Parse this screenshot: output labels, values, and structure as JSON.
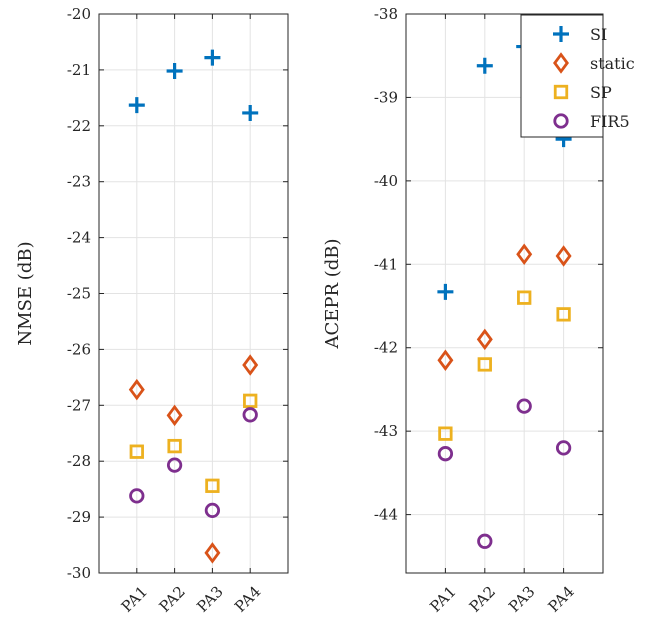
{
  "chart_data": [
    {
      "type": "scatter",
      "categories": [
        "PA1",
        "PA2",
        "PA3",
        "PA4"
      ],
      "ylabel": "NMSE (dB)",
      "ylim": [
        -30,
        -20
      ],
      "yticks": [
        -30,
        -29,
        -28,
        -27,
        -26,
        -25,
        -24,
        -23,
        -22,
        -21,
        -20
      ],
      "grid": true,
      "series": [
        {
          "name": "SI",
          "marker": "plus",
          "color": "#0072BD",
          "values": [
            -21.63,
            -21.02,
            -20.78,
            -21.77
          ]
        },
        {
          "name": "static",
          "marker": "diamond",
          "color": "#D95319",
          "values": [
            -26.72,
            -27.18,
            -29.64,
            -26.28
          ]
        },
        {
          "name": "SP",
          "marker": "square",
          "color": "#EDB120",
          "values": [
            -27.83,
            -27.73,
            -28.44,
            -26.92
          ]
        },
        {
          "name": "FIR5",
          "marker": "circle",
          "color": "#7E2F8E",
          "values": [
            -28.62,
            -28.07,
            -28.88,
            -27.17
          ]
        }
      ]
    },
    {
      "type": "scatter",
      "categories": [
        "PA1",
        "PA2",
        "PA3",
        "PA4"
      ],
      "ylabel": "ACEPR (dB)",
      "ylim": [
        -44.7,
        -38
      ],
      "yticks": [
        -44,
        -43,
        -42,
        -41,
        -40,
        -39,
        -38
      ],
      "grid": true,
      "legend_position": "top-right",
      "series": [
        {
          "name": "SI",
          "marker": "plus",
          "color": "#0072BD",
          "values": [
            -41.33,
            -38.62,
            -38.39,
            -39.5
          ]
        },
        {
          "name": "static",
          "marker": "diamond",
          "color": "#D95319",
          "values": [
            -42.15,
            -41.9,
            -40.88,
            -40.9
          ]
        },
        {
          "name": "SP",
          "marker": "square",
          "color": "#EDB120",
          "values": [
            -43.03,
            -42.2,
            -41.4,
            -41.6
          ]
        },
        {
          "name": "FIR5",
          "marker": "circle",
          "color": "#7E2F8E",
          "values": [
            -43.27,
            -44.32,
            -42.7,
            -43.2
          ]
        }
      ]
    }
  ],
  "legend": {
    "items": [
      {
        "label": "SI",
        "marker": "plus",
        "color": "#0072BD"
      },
      {
        "label": "static",
        "marker": "diamond",
        "color": "#D95319"
      },
      {
        "label": "SP",
        "marker": "square",
        "color": "#EDB120"
      },
      {
        "label": "FIR5",
        "marker": "circle",
        "color": "#7E2F8E"
      }
    ]
  }
}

== == ==

(JOB): Write out the material above again, word for word, minus its pictures.

(THE SOLUTION):
Parse this screenshot: output labels, values, and structure as JSON.
{
  "chart_data": [
    {
      "type": "scatter",
      "categories": [
        "PA1",
        "PA2",
        "PA3",
        "PA4"
      ],
      "ylabel": "NMSE (dB)",
      "ylim": [
        -30,
        -20
      ],
      "yticks": [
        -30,
        -29,
        -28,
        -27,
        -26,
        -25,
        -24,
        -23,
        -22,
        -21,
        -20
      ],
      "grid": true,
      "series": [
        {
          "name": "SI",
          "marker": "plus",
          "color": "#0072BD",
          "values": [
            -21.63,
            -21.02,
            -20.78,
            -21.77
          ]
        },
        {
          "name": "static",
          "marker": "diamond",
          "color": "#D95319",
          "values": [
            -26.72,
            -27.18,
            -29.64,
            -26.28
          ]
        },
        {
          "name": "SP",
          "marker": "square",
          "color": "#EDB120",
          "values": [
            -27.83,
            -27.73,
            -28.44,
            -26.92
          ]
        },
        {
          "name": "FIR5",
          "marker": "circle",
          "color": "#7E2F8E",
          "values": [
            -28.62,
            -28.07,
            -28.88,
            -27.17
          ]
        }
      ]
    },
    {
      "type": "scatter",
      "categories": [
        "PA1",
        "PA2",
        "PA3",
        "PA4"
      ],
      "ylabel": "ACEPR (dB)",
      "ylim": [
        -44.7,
        -38
      ],
      "yticks": [
        -44,
        -43,
        -42,
        -41,
        -40,
        -39,
        -38
      ],
      "grid": true,
      "legend_position": "top-right",
      "series": [
        {
          "name": "SI",
          "marker": "plus",
          "color": "#0072BD",
          "values": [
            -41.33,
            -38.62,
            -38.39,
            -39.5
          ]
        },
        {
          "name": "static",
          "marker": "diamond",
          "color": "#D95319",
          "values": [
            -42.15,
            -41.9,
            -40.88,
            -40.9
          ]
        },
        {
          "name": "SP",
          "marker": "square",
          "color": "#EDB120",
          "values": [
            -43.03,
            -42.2,
            -41.4,
            -41.6
          ]
        },
        {
          "name": "FIR5",
          "marker": "circle",
          "color": "#7E2F8E",
          "values": [
            -43.27,
            -44.32,
            -42.7,
            -43.2
          ]
        }
      ]
    }
  ],
  "legend": {
    "items": [
      {
        "label": "SI",
        "marker": "plus",
        "color": "#0072BD"
      },
      {
        "label": "static",
        "marker": "diamond",
        "color": "#D95319"
      },
      {
        "label": "SP",
        "marker": "square",
        "color": "#EDB120"
      },
      {
        "label": "FIR5",
        "marker": "circle",
        "color": "#7E2F8E"
      }
    ]
  }
}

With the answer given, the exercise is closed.